Write out the records below word for word, please.
## START DATA TO USE
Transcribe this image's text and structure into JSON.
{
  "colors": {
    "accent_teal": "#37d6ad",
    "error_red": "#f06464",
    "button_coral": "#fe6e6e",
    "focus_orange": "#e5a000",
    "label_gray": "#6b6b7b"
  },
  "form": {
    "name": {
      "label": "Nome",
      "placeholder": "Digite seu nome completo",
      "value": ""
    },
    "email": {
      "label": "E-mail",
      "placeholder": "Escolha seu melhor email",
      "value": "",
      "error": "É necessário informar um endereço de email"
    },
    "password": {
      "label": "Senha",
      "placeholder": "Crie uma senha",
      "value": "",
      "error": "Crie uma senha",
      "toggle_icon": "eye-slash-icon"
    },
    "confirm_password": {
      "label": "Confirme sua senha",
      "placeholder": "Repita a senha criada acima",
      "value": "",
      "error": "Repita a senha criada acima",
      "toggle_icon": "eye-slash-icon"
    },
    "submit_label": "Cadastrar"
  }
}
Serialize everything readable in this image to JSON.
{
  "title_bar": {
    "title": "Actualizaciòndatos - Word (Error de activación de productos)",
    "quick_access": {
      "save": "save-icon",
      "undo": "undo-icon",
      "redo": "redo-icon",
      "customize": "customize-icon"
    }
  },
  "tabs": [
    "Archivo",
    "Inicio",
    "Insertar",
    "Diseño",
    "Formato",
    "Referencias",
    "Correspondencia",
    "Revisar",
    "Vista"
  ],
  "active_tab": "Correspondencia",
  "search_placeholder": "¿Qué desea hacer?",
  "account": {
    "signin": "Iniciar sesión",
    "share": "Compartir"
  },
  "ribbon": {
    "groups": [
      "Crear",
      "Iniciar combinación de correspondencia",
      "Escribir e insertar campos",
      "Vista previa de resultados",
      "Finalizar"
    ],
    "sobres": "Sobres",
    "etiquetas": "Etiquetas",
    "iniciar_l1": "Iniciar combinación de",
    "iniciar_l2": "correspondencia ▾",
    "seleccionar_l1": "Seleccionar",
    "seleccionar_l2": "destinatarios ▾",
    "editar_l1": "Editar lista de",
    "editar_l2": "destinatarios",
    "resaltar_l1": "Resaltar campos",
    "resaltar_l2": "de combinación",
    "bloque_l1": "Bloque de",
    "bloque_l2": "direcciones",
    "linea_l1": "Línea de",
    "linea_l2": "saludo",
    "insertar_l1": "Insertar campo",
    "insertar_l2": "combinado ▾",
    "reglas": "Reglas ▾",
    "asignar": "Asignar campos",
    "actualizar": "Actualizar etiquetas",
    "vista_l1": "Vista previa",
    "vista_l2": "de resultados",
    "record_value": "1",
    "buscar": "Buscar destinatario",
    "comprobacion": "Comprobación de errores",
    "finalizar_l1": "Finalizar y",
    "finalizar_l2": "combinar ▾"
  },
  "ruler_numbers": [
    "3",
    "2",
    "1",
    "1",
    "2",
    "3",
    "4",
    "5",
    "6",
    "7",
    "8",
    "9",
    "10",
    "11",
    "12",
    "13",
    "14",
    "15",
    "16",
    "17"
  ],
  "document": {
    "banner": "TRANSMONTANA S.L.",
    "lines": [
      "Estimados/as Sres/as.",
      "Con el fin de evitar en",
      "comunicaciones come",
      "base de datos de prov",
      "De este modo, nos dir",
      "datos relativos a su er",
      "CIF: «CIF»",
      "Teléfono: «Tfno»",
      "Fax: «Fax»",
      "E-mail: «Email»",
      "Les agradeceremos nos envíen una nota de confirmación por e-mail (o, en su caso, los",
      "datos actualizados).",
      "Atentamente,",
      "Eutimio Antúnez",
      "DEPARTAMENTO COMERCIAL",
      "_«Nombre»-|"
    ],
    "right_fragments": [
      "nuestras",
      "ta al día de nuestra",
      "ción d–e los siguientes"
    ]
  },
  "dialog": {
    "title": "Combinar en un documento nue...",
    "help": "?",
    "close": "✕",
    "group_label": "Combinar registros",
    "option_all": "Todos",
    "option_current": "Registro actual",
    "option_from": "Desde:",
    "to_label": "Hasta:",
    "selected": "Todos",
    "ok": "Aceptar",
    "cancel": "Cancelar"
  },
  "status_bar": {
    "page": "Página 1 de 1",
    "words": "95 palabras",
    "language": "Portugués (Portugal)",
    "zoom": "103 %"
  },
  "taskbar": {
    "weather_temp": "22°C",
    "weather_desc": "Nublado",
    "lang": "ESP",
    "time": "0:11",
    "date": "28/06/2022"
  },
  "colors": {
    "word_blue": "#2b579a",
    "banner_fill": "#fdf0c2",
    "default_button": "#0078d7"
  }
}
## END DATA TO USE
FULL OUTPUT
Transcribe this image's text and structure into JSON.
{
  "colors": {
    "accent_teal": "#37d6ad",
    "error_red": "#f06464",
    "button_coral": "#fe6e6e",
    "focus_orange": "#e5a000",
    "label_gray": "#6b6b7b"
  },
  "form": {
    "name": {
      "label": "Nome",
      "placeholder": "Digite seu nome completo",
      "value": ""
    },
    "email": {
      "label": "E-mail",
      "placeholder": "Escolha seu melhor email",
      "value": "",
      "error": "É necessário informar um endereço de email"
    },
    "password": {
      "label": "Senha",
      "placeholder": "Crie uma senha",
      "value": "",
      "error": "Crie uma senha",
      "toggle_icon": "eye-slash-icon"
    },
    "confirm_password": {
      "label": "Confirme sua senha",
      "placeholder": "Repita a senha criada acima",
      "value": "",
      "error": "Repita a senha criada acima",
      "toggle_icon": "eye-slash-icon"
    },
    "submit_label": "Cadastrar"
  }
}
Serialize everything readable in this image to JSON.
{
  "title_bar": {
    "title": "Actualizaciòndatos - Word (Error de activación de productos)",
    "quick_access": {
      "save": "save-icon",
      "undo": "undo-icon",
      "redo": "redo-icon",
      "customize": "customize-icon"
    }
  },
  "tabs": [
    "Archivo",
    "Inicio",
    "Insertar",
    "Diseño",
    "Formato",
    "Referencias",
    "Correspondencia",
    "Revisar",
    "Vista"
  ],
  "active_tab": "Correspondencia",
  "search_placeholder": "¿Qué desea hacer?",
  "account": {
    "signin": "Iniciar sesión",
    "share": "Compartir"
  },
  "ribbon": {
    "groups": [
      "Crear",
      "Iniciar combinación de correspondencia",
      "Escribir e insertar campos",
      "Vista previa de resultados",
      "Finalizar"
    ],
    "sobres": "Sobres",
    "etiquetas": "Etiquetas",
    "iniciar_l1": "Iniciar combinación de",
    "iniciar_l2": "correspondencia ▾",
    "seleccionar_l1": "Seleccionar",
    "seleccionar_l2": "destinatarios ▾",
    "editar_l1": "Editar lista de",
    "editar_l2": "destinatarios",
    "resaltar_l1": "Resaltar campos",
    "resaltar_l2": "de combinación",
    "bloque_l1": "Bloque de",
    "bloque_l2": "direcciones",
    "linea_l1": "Línea de",
    "linea_l2": "saludo",
    "insertar_l1": "Insertar campo",
    "insertar_l2": "combinado ▾",
    "reglas": "Reglas ▾",
    "asignar": "Asignar campos",
    "actualizar": "Actualizar etiquetas",
    "vista_l1": "Vista previa",
    "vista_l2": "de resultados",
    "record_value": "1",
    "buscar": "Buscar destinatario",
    "comprobacion": "Comprobación de errores",
    "finalizar_l1": "Finalizar y",
    "finalizar_l2": "combinar ▾"
  },
  "ruler_numbers": [
    "3",
    "2",
    "1",
    "1",
    "2",
    "3",
    "4",
    "5",
    "6",
    "7",
    "8",
    "9",
    "10",
    "11",
    "12",
    "13",
    "14",
    "15",
    "16",
    "17"
  ],
  "document": {
    "banner": "TRANSMONTANA S.L.",
    "lines": [
      "Estimados/as Sres/as.",
      "Con el fin de evitar en",
      "comunicaciones come",
      "base de datos de prov",
      "De este modo, nos dir",
      "datos relativos a su er",
      "CIF: «CIF»",
      "Teléfono: «Tfno»",
      "Fax: «Fax»",
      "E-mail: «Email»",
      "Les agradeceremos nos envíen una nota de confirmación por e-mail (o, en su caso, los",
      "datos actualizados).",
      "Atentamente,",
      "Eutimio Antúnez",
      "DEPARTAMENTO COMERCIAL",
      "_«Nombre»-|"
    ],
    "right_fragments": [
      "nuestras",
      "ta al día de nuestra",
      "ción d–e los siguientes"
    ]
  },
  "dialog": {
    "title": "Combinar en un documento nue...",
    "help": "?",
    "close": "✕",
    "group_label": "Combinar registros",
    "option_all": "Todos",
    "option_current": "Registro actual",
    "option_from": "Desde:",
    "to_label": "Hasta:",
    "selected": "Todos",
    "ok": "Aceptar",
    "cancel": "Cancelar"
  },
  "status_bar": {
    "page": "Página 1 de 1",
    "words": "95 palabras",
    "language": "Portugués (Portugal)",
    "zoom": "103 %"
  },
  "taskbar": {
    "weather_temp": "22°C",
    "weather_desc": "Nublado",
    "lang": "ESP",
    "time": "0:11",
    "date": "28/06/2022"
  },
  "colors": {
    "word_blue": "#2b579a",
    "banner_fill": "#fdf0c2",
    "default_button": "#0078d7"
  }
}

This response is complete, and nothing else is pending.